= Exercise prompt =
Retype the material word for word.

Data entries:
▼

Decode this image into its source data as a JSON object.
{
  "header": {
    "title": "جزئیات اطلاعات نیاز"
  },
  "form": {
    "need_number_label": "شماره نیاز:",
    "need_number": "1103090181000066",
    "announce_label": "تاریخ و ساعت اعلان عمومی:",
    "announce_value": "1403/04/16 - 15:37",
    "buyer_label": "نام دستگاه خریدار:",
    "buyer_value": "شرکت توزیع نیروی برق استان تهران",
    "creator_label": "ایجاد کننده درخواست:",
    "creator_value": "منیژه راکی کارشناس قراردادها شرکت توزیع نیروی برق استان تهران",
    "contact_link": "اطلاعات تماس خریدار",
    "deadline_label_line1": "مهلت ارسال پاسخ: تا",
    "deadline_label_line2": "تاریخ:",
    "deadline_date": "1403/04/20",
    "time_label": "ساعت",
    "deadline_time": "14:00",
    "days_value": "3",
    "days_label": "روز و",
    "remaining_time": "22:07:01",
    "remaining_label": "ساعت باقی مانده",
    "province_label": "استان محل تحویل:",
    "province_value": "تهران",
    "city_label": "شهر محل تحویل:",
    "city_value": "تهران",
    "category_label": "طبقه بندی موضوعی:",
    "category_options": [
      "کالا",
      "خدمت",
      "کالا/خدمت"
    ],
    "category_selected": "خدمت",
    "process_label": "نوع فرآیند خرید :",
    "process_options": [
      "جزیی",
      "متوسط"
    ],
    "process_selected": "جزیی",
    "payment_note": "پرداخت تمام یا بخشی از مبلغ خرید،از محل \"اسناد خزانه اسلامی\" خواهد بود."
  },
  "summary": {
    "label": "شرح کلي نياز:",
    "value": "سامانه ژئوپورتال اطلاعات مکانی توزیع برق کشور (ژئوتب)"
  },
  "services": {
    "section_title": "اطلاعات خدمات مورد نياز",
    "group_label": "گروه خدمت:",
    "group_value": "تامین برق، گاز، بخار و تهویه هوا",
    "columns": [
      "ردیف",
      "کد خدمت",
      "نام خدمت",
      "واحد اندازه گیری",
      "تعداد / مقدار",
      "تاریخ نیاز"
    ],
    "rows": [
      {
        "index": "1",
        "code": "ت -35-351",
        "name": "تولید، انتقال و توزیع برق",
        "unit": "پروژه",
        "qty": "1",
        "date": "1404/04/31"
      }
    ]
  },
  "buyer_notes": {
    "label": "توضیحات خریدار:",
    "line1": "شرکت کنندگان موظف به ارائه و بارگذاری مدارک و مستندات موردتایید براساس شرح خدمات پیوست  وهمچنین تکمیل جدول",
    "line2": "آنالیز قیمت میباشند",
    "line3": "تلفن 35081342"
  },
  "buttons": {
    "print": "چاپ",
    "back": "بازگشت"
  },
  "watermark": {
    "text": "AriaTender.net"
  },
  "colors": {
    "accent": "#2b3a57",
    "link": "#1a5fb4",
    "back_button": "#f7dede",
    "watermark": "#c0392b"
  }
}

▲

= Output for this exercise =
Decode this image into its source data as a JSON object.
{
  "header": {
    "title": "جزئیات اطلاعات نیاز"
  },
  "form": {
    "need_number_label": "شماره نیاز:",
    "need_number": "1103090181000066",
    "announce_label": "تاریخ و ساعت اعلان عمومی:",
    "announce_value": "1403/04/16 - 15:37",
    "buyer_label": "نام دستگاه خریدار:",
    "buyer_value": "شرکت توزیع نیروی برق استان تهران",
    "creator_label": "ایجاد کننده درخواست:",
    "creator_value": "منیژه راکی کارشناس قراردادها شرکت توزیع نیروی برق استان تهران",
    "contact_link": "اطلاعات تماس خریدار",
    "deadline_label_line1": "مهلت ارسال پاسخ: تا",
    "deadline_label_line2": "تاریخ:",
    "deadline_date": "1403/04/20",
    "time_label": "ساعت",
    "deadline_time": "14:00",
    "days_value": "3",
    "days_label": "روز و",
    "remaining_time": "22:07:01",
    "remaining_label": "ساعت باقی مانده",
    "province_label": "استان محل تحویل:",
    "province_value": "تهران",
    "city_label": "شهر محل تحویل:",
    "city_value": "تهران",
    "category_label": "طبقه بندی موضوعی:",
    "category_options": [
      "کالا",
      "خدمت",
      "کالا/خدمت"
    ],
    "category_selected": "خدمت",
    "process_label": "نوع فرآیند خرید :",
    "process_options": [
      "جزیی",
      "متوسط"
    ],
    "process_selected": "جزیی",
    "payment_note": "پرداخت تمام یا بخشی از مبلغ خرید،از محل \"اسناد خزانه اسلامی\" خواهد بود."
  },
  "summary": {
    "label": "شرح کلي نياز:",
    "value": "سامانه ژئوپورتال اطلاعات مکانی توزیع برق کشور (ژئوتب)"
  },
  "services": {
    "section_title": "اطلاعات خدمات مورد نياز",
    "group_label": "گروه خدمت:",
    "group_value": "تامین برق، گاز، بخار و تهویه هوا",
    "columns": [
      "ردیف",
      "کد خدمت",
      "نام خدمت",
      "واحد اندازه گیری",
      "تعداد / مقدار",
      "تاریخ نیاز"
    ],
    "rows": [
      {
        "index": "1",
        "code": "ت -35-351",
        "name": "تولید، انتقال و توزیع برق",
        "unit": "پروژه",
        "qty": "1",
        "date": "1404/04/31"
      }
    ]
  },
  "buyer_notes": {
    "label": "توضیحات خریدار:",
    "line1": "شرکت کنندگان موظف به ارائه و بارگذاری مدارک و مستندات موردتایید براساس شرح خدمات پیوست  وهمچنین تکمیل جدول",
    "line2": "آنالیز قیمت میباشند",
    "line3": "تلفن 35081342"
  },
  "buttons": {
    "print": "چاپ",
    "back": "بازگشت"
  },
  "watermark": {
    "text": "AriaTender.net"
  },
  "colors": {
    "accent": "#2b3a57",
    "link": "#1a5fb4",
    "back_button": "#f7dede",
    "watermark": "#c0392b"
  }
}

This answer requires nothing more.